----- Recorded data

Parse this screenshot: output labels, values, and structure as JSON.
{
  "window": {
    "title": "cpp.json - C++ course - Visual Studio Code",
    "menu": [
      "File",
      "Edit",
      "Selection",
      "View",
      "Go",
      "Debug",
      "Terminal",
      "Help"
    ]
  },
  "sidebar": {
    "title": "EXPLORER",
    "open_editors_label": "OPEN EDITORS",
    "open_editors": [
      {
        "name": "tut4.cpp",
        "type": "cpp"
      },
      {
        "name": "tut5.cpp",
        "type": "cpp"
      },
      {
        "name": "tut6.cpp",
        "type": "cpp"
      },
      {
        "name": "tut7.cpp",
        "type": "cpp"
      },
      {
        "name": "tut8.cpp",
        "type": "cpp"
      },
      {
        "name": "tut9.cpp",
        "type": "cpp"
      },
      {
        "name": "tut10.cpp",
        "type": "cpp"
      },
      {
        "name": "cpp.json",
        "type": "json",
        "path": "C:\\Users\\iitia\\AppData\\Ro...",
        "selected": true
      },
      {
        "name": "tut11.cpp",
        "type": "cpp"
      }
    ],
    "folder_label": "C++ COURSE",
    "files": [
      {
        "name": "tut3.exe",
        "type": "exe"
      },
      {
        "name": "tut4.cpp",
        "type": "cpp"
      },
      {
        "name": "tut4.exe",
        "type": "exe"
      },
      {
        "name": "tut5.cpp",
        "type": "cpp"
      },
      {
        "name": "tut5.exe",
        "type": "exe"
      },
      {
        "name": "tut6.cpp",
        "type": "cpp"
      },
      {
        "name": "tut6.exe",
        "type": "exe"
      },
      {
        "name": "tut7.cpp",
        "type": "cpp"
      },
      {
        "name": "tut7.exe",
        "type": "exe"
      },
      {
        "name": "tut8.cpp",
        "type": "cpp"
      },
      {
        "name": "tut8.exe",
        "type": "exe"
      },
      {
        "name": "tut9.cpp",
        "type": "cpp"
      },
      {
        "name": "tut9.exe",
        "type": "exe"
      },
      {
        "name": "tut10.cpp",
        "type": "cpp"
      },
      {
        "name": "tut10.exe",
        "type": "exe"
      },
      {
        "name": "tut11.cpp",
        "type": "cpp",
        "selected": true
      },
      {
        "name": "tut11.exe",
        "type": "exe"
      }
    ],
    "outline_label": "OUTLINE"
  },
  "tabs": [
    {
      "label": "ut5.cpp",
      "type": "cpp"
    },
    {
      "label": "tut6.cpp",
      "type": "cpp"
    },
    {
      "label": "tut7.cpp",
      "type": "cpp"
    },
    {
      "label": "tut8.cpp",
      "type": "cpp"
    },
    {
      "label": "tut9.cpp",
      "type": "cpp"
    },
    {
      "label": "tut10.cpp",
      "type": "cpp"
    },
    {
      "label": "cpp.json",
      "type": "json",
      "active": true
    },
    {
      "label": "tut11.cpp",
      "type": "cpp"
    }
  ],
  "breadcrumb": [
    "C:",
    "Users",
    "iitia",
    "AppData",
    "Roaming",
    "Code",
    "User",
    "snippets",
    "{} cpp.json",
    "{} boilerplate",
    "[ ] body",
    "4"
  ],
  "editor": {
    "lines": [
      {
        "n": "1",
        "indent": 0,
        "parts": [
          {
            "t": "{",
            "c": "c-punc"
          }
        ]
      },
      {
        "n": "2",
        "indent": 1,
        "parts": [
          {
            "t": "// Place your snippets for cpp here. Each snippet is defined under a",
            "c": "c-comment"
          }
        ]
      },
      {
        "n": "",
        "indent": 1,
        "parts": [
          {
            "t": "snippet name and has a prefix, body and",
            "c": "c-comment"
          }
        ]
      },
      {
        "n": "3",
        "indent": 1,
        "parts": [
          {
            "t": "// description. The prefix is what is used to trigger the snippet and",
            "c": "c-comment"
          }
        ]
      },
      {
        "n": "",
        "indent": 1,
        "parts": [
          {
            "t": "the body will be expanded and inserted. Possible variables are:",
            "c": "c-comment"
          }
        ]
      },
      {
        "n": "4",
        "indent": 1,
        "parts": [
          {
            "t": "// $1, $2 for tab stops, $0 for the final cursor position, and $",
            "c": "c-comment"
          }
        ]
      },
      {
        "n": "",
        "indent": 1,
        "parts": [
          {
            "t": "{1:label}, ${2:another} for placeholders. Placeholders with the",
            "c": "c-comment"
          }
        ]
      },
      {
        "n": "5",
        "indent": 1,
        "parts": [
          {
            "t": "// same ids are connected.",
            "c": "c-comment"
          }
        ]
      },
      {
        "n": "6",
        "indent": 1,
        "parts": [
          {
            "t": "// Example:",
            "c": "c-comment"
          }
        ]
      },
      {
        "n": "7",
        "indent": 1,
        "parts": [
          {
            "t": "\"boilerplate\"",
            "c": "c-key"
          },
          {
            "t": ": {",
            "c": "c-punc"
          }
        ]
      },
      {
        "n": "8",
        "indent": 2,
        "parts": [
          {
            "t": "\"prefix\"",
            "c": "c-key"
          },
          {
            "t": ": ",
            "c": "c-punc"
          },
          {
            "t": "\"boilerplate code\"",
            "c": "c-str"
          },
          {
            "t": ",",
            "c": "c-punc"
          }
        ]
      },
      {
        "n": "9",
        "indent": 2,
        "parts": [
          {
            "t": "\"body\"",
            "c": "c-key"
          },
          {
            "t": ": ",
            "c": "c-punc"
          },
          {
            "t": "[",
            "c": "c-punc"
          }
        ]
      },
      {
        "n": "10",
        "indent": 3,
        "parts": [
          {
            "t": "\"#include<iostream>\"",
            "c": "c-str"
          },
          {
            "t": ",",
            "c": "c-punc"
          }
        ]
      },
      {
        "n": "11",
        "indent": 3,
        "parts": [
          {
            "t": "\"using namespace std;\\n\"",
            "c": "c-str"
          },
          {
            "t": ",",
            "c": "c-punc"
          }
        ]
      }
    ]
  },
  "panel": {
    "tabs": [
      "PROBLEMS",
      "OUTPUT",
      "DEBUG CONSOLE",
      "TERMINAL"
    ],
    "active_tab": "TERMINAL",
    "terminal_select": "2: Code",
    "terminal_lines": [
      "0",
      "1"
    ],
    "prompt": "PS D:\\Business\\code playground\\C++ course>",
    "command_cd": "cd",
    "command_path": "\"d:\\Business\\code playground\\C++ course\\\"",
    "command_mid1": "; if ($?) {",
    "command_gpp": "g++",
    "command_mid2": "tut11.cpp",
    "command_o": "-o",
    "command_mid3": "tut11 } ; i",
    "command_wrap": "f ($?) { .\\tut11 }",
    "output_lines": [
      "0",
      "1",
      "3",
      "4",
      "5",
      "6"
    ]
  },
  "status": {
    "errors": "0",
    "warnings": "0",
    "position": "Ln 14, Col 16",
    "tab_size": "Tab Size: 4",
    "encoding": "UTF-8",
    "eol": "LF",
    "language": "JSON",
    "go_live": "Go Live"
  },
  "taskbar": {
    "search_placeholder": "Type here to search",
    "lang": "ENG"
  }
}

----------

== Exercise details ==
Repeat back the data above, exact to the last character.

== Exercise result ==
Parse this screenshot: output labels, values, and structure as JSON.
{
  "window": {
    "title": "cpp.json - C++ course - Visual Studio Code",
    "menu": [
      "File",
      "Edit",
      "Selection",
      "View",
      "Go",
      "Debug",
      "Terminal",
      "Help"
    ]
  },
  "sidebar": {
    "title": "EXPLORER",
    "open_editors_label": "OPEN EDITORS",
    "open_editors": [
      {
        "name": "tut4.cpp",
        "type": "cpp"
      },
      {
        "name": "tut5.cpp",
        "type": "cpp"
      },
      {
        "name": "tut6.cpp",
        "type": "cpp"
      },
      {
        "name": "tut7.cpp",
        "type": "cpp"
      },
      {
        "name": "tut8.cpp",
        "type": "cpp"
      },
      {
        "name": "tut9.cpp",
        "type": "cpp"
      },
      {
        "name": "tut10.cpp",
        "type": "cpp"
      },
      {
        "name": "cpp.json",
        "type": "json",
        "path": "C:\\Users\\iitia\\AppData\\Ro...",
        "selected": true
      },
      {
        "name": "tut11.cpp",
        "type": "cpp"
      }
    ],
    "folder_label": "C++ COURSE",
    "files": [
      {
        "name": "tut3.exe",
        "type": "exe"
      },
      {
        "name": "tut4.cpp",
        "type": "cpp"
      },
      {
        "name": "tut4.exe",
        "type": "exe"
      },
      {
        "name": "tut5.cpp",
        "type": "cpp"
      },
      {
        "name": "tut5.exe",
        "type": "exe"
      },
      {
        "name": "tut6.cpp",
        "type": "cpp"
      },
      {
        "name": "tut6.exe",
        "type": "exe"
      },
      {
        "name": "tut7.cpp",
        "type": "cpp"
      },
      {
        "name": "tut7.exe",
        "type": "exe"
      },
      {
        "name": "tut8.cpp",
        "type": "cpp"
      },
      {
        "name": "tut8.exe",
        "type": "exe"
      },
      {
        "name": "tut9.cpp",
        "type": "cpp"
      },
      {
        "name": "tut9.exe",
        "type": "exe"
      },
      {
        "name": "tut10.cpp",
        "type": "cpp"
      },
      {
        "name": "tut10.exe",
        "type": "exe"
      },
      {
        "name": "tut11.cpp",
        "type": "cpp",
        "selected": true
      },
      {
        "name": "tut11.exe",
        "type": "exe"
      }
    ],
    "outline_label": "OUTLINE"
  },
  "tabs": [
    {
      "label": "ut5.cpp",
      "type": "cpp"
    },
    {
      "label": "tut6.cpp",
      "type": "cpp"
    },
    {
      "label": "tut7.cpp",
      "type": "cpp"
    },
    {
      "label": "tut8.cpp",
      "type": "cpp"
    },
    {
      "label": "tut9.cpp",
      "type": "cpp"
    },
    {
      "label": "tut10.cpp",
      "type": "cpp"
    },
    {
      "label": "cpp.json",
      "type": "json",
      "active": true
    },
    {
      "label": "tut11.cpp",
      "type": "cpp"
    }
  ],
  "breadcrumb": [
    "C:",
    "Users",
    "iitia",
    "AppData",
    "Roaming",
    "Code",
    "User",
    "snippets",
    "{} cpp.json",
    "{} boilerplate",
    "[ ] body",
    "4"
  ],
  "editor": {
    "lines": [
      {
        "n": "1",
        "indent": 0,
        "parts": [
          {
            "t": "{",
            "c": "c-punc"
          }
        ]
      },
      {
        "n": "2",
        "indent": 1,
        "parts": [
          {
            "t": "// Place your snippets for cpp here. Each snippet is defined under a",
            "c": "c-comment"
          }
        ]
      },
      {
        "n": "",
        "indent": 1,
        "parts": [
          {
            "t": "snippet name and has a prefix, body and",
            "c": "c-comment"
          }
        ]
      },
      {
        "n": "3",
        "indent": 1,
        "parts": [
          {
            "t": "// description. The prefix is what is used to trigger the snippet and",
            "c": "c-comment"
          }
        ]
      },
      {
        "n": "",
        "indent": 1,
        "parts": [
          {
            "t": "the body will be expanded and inserted. Possible variables are:",
            "c": "c-comment"
          }
        ]
      },
      {
        "n": "4",
        "indent": 1,
        "parts": [
          {
            "t": "// $1, $2 for tab stops, $0 for the final cursor position, and $",
            "c": "c-comment"
          }
        ]
      },
      {
        "n": "",
        "indent": 1,
        "parts": [
          {
            "t": "{1:label}, ${2:another} for placeholders. Placeholders with the",
            "c": "c-comment"
          }
        ]
      },
      {
        "n": "5",
        "indent": 1,
        "parts": [
          {
            "t": "// same ids are connected.",
            "c": "c-comment"
          }
        ]
      },
      {
        "n": "6",
        "indent": 1,
        "parts": [
          {
            "t": "// Example:",
            "c": "c-comment"
          }
        ]
      },
      {
        "n": "7",
        "indent": 1,
        "parts": [
          {
            "t": "\"boilerplate\"",
            "c": "c-key"
          },
          {
            "t": ": {",
            "c": "c-punc"
          }
        ]
      },
      {
        "n": "8",
        "indent": 2,
        "parts": [
          {
            "t": "\"prefix\"",
            "c": "c-key"
          },
          {
            "t": ": ",
            "c": "c-punc"
          },
          {
            "t": "\"boilerplate code\"",
            "c": "c-str"
          },
          {
            "t": ",",
            "c": "c-punc"
          }
        ]
      },
      {
        "n": "9",
        "indent": 2,
        "parts": [
          {
            "t": "\"body\"",
            "c": "c-key"
          },
          {
            "t": ": ",
            "c": "c-punc"
          },
          {
            "t": "[",
            "c": "c-punc"
          }
        ]
      },
      {
        "n": "10",
        "indent": 3,
        "parts": [
          {
            "t": "\"#include<iostream>\"",
            "c": "c-str"
          },
          {
            "t": ",",
            "c": "c-punc"
          }
        ]
      },
      {
        "n": "11",
        "indent": 3,
        "parts": [
          {
            "t": "\"using namespace std;\\n\"",
            "c": "c-str"
          },
          {
            "t": ",",
            "c": "c-punc"
          }
        ]
      }
    ]
  },
  "panel": {
    "tabs": [
      "PROBLEMS",
      "OUTPUT",
      "DEBUG CONSOLE",
      "TERMINAL"
    ],
    "active_tab": "TERMINAL",
    "terminal_select": "2: Code",
    "terminal_lines": [
      "0",
      "1"
    ],
    "prompt": "PS D:\\Business\\code playground\\C++ course>",
    "command_cd": "cd",
    "command_path": "\"d:\\Business\\code playground\\C++ course\\\"",
    "command_mid1": "; if ($?) {",
    "command_gpp": "g++",
    "command_mid2": "tut11.cpp",
    "command_o": "-o",
    "command_mid3": "tut11 } ; i",
    "command_wrap": "f ($?) { .\\tut11 }",
    "output_lines": [
      "0",
      "1",
      "3",
      "4",
      "5",
      "6"
    ]
  },
  "status": {
    "errors": "0",
    "warnings": "0",
    "position": "Ln 14, Col 16",
    "tab_size": "Tab Size: 4",
    "encoding": "UTF-8",
    "eol": "LF",
    "language": "JSON",
    "go_live": "Go Live"
  },
  "taskbar": {
    "search_placeholder": "Type here to search",
    "lang": "ENG"
  }
}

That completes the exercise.